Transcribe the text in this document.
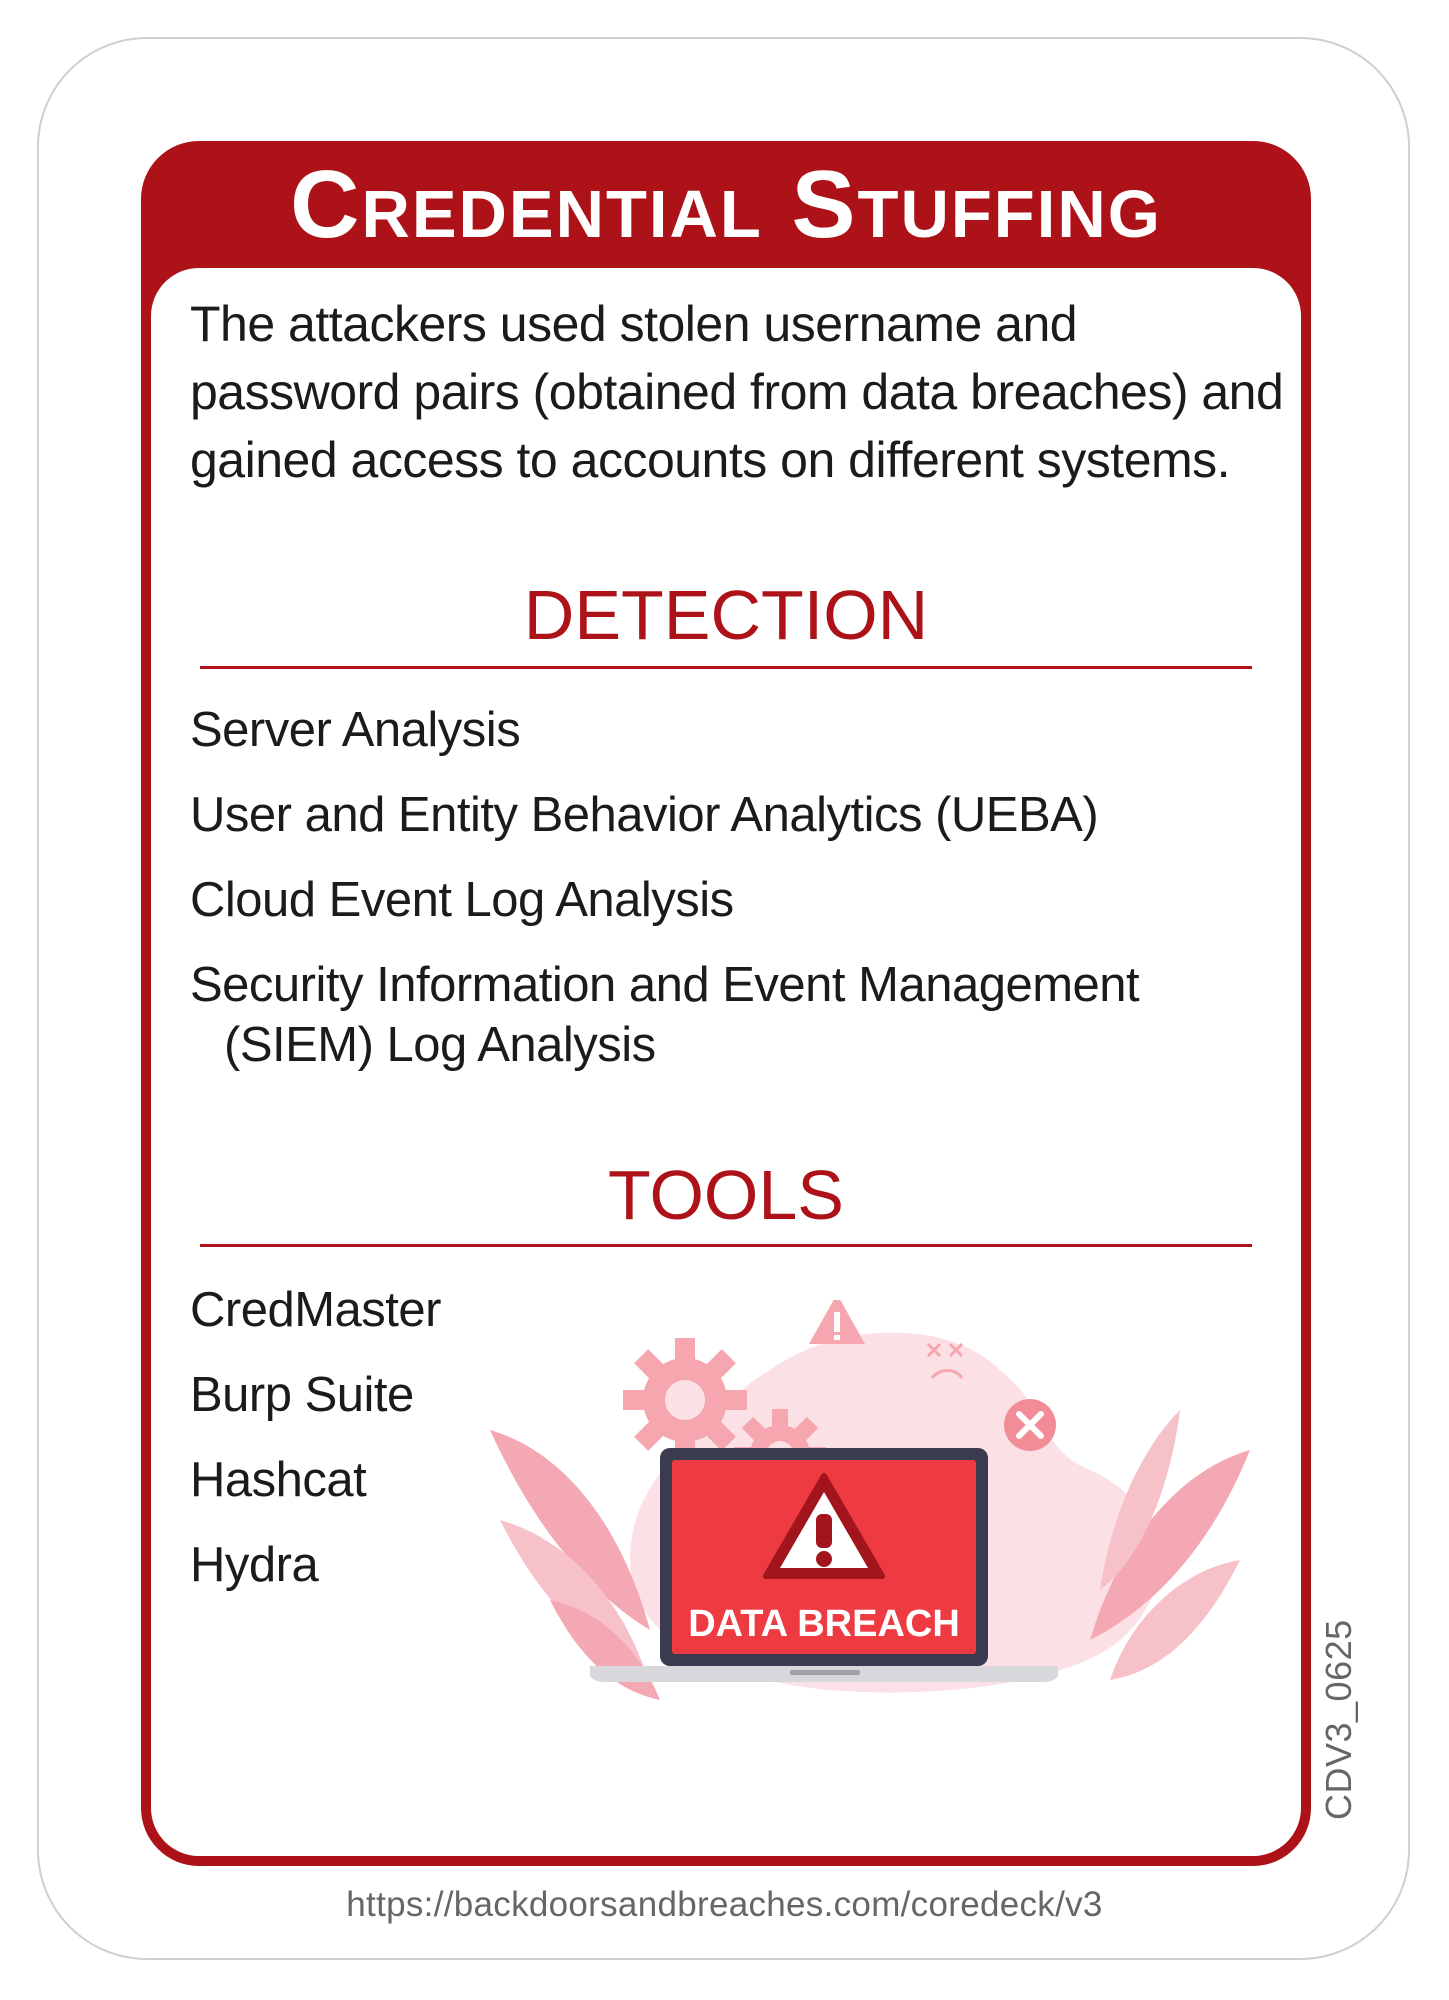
Credential Stuffing
The attackers used stolen username and password pairs (obtained from data breaches) and gained access to accounts on different systems.
DETECTION
Server Analysis
User and Entity Behavior Analytics (UEBA)
Cloud Event Log Analysis
Security Information and Event Management
(SIEM) Log Analysis
TOOLS
CredMaster
Burp Suite
Hashcat
Hydra
DATA BREACH	CDV3_0625
https://backdoorsandbreaches.com/coredeck/v3
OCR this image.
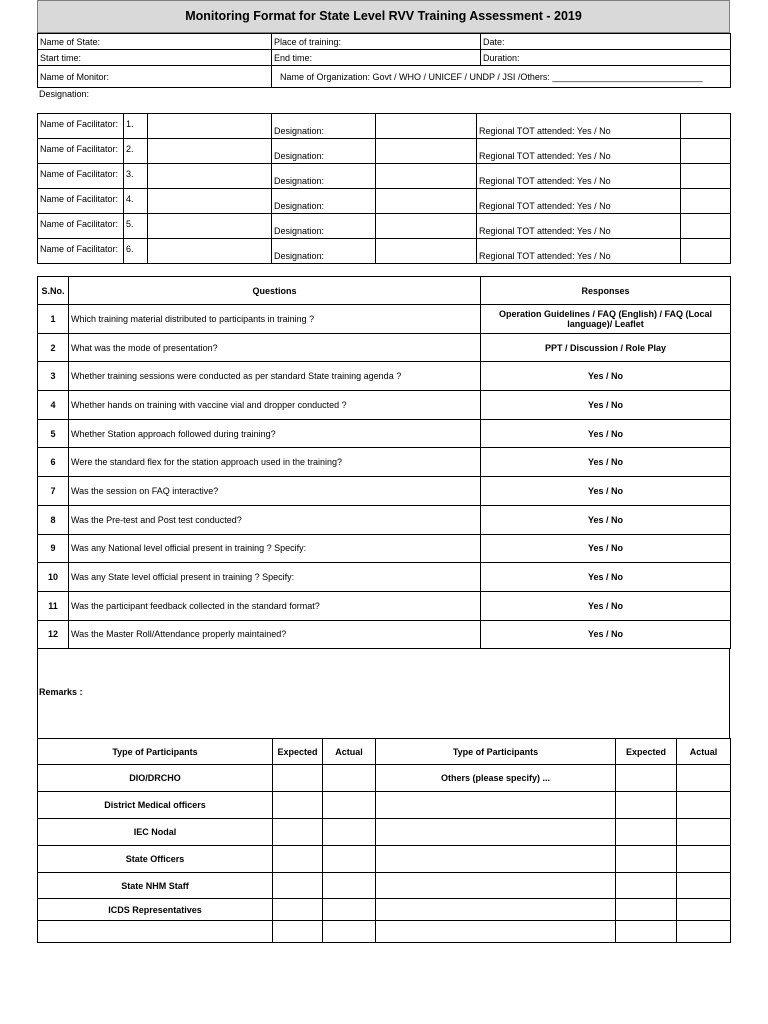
Monitoring Format for State Level RVV Training Assessment - 2019
Name of State:	Place of training:	Date:
Start time:	End time:	Duration:
Name of Monitor:	Name of Organization: Govt / WHO / UNICEF / UNDP / JSI /Others: ______________________________	
Designation:
Name of Facilitator:	1.		Designation:		Regional TOT attended: Yes / No	
Name of Facilitator:	2.		Designation:		Regional TOT attended: Yes / No	
Name of Facilitator:	3.		Designation:		Regional TOT attended: Yes / No	
Name of Facilitator:	4.		Designation:		Regional TOT attended: Yes / No	
Name of Facilitator:	5.		Designation:		Regional TOT attended: Yes / No	
Name of Facilitator:	6.		Designation:		Regional TOT attended: Yes / No	
S.No.	Questions	Responses
1	Which training material distributed to participants in training ?	Operation Guidelines / FAQ (English) / FAQ (Local language)/ Leaflet
2	What was the mode of presentation?	PPT / Discussion / Role Play
3	Whether training sessions were conducted as per standard State training agenda ?	Yes / No
4	Whether hands on training with vaccine vial and dropper conducted ?	Yes / No
5	Whether Station approach followed during training?	Yes / No
6	Were the standard flex for the station approach used in the training?	Yes / No
7	Was the session on FAQ interactive?	Yes / No
8	Was the Pre-test and Post test conducted?	Yes / No
9	Was any National level official present in training ? Specify:	Yes / No
10	Was any State level official present in training ? Specify:	Yes / No
11	Was the participant feedback collected in the standard format?	Yes / No
12	Was the Master Roll/Attendance properly maintained?	Yes / No
Remarks :
Type of Participants	Expected	Actual	Type of Participants	Expected	Actual
DIO/DRCHO			Others (please specify) ...		
District Medical officers					
IEC Nodal					
State Officers					
State NHM Staff					
ICDS Representatives					
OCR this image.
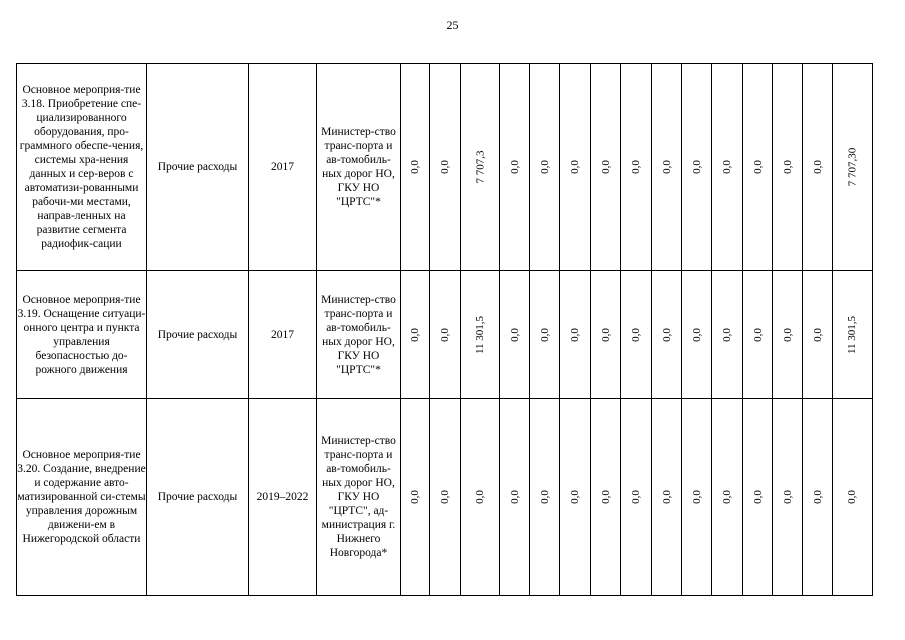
25
Основное мероприя-тие 3.18. Приобретение спе-циализированного оборудования, про-граммного обеспе-чения, системы хра-нения данных и сер-веров с автоматизи-рованными рабочи-ми местами, направ-ленных на развитие сегмента радиофик-сации	Прочие расходы	2017	Министер-ство транс-порта и ав-томобиль-ных дорог НО, ГКУ НО "ЦРТС"*	0,0	0,0	7 707,3	0,0	0,0	0,0	0,0	0,0	0,0	0,0	0,0	0,0	0,0	0,0	7 707,30
Основное мероприя-тие 3.19. Оснащение ситуаци-онного центра и пункта управления безопасностью до-рожного движения	Прочие расходы	2017	Министер-ство транс-порта и ав-томобиль-ных дорог НО, ГКУ НО "ЦРТС"*	0,0	0,0	11 301,5	0,0	0,0	0,0	0,0	0,0	0,0	0,0	0,0	0,0	0,0	0,0	11 301,5
Основное мероприя-тие 3.20. Создание, внедрение и содержание авто-матизированной си-стемы управления дорожным движени-ем в Нижегородской области	Прочие расходы	2019–2022	Министер-ство транс-порта и ав-томобиль-ных дорог НО, ГКУ НО "ЦРТС", ад-министрация г. Нижнего Новгорода*	0,0	0,0	0,0	0,0	0,0	0,0	0,0	0,0	0,0	0,0	0,0	0,0	0,0	0,0	0,0
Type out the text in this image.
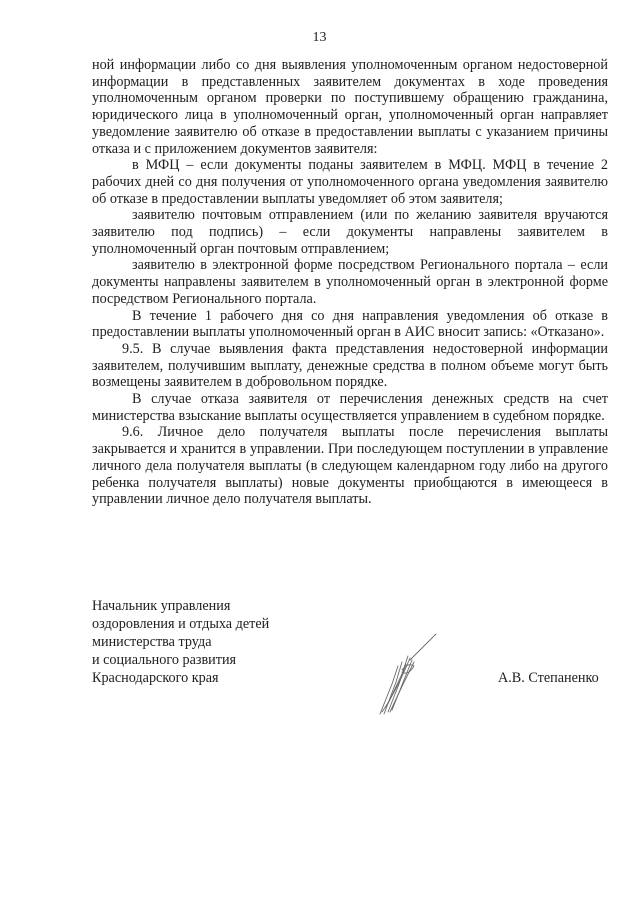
13

ной информации либо со дня выявления уполномоченным органом недостоверной информации в представленных заявителем документах в ходе проведения уполномоченным органом проверки по поступившему обращению гражданина, юридического лица в уполномоченный орган, уполномоченный орган направляет уведомление заявителю об отказе в предоставлении выплаты с указанием причины отказа и с приложением документов заявителя:

в МФЦ – если документы поданы заявителем в МФЦ. МФЦ в течение 2 рабочих дней со дня получения от уполномоченного органа уведомления заявителю об отказе в предоставлении выплаты уведомляет об этом заявителя;

заявителю почтовым отправлением (или по желанию заявителя вручаются заявителю под подпись) – если документы направлены заявителем в уполномоченный орган почтовым отправлением;

заявителю в электронной форме посредством Регионального портала – если документы направлены заявителем в уполномоченный орган в электронной форме посредством Регионального портала.

В течение 1 рабочего дня со дня направления уведомления об отказе в предоставлении выплаты уполномоченный орган в АИС вносит запись: «Отказано».

9.5. В случае выявления факта представления недостоверной информации заявителем, получившим выплату, денежные средства в полном объеме могут быть возмещены заявителем в добровольном порядке.

В случае отказа заявителя от перечисления денежных средств на счет министерства взыскание выплаты осуществляется управлением в судебном порядке.

9.6. Личное дело получателя выплаты после перечисления выплаты закрывается и хранится в управлении. При последующем поступлении в управление личного дела получателя выплаты (в следующем календарном году либо на другого ребенка получателя выплаты) новые документы приобщаются в имеющееся в управлении личное дело получателя выплаты.

Начальник управления
оздоровления и отдыха детей
министерства труда
и социального развития
Краснодарского края	А.В. Степаненко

# # #

● TASK INSTRUCTIONS
Extract, from the material above, each line holding the word "standard".

● TASK OUTPUT
3	Whether training sessions were conducted as per standard State training agenda ?	Yes / No
6	Were the standard flex for the station approach used in the training?	Yes / No
11	Was the participant feedback collected in the standard format?	Yes / No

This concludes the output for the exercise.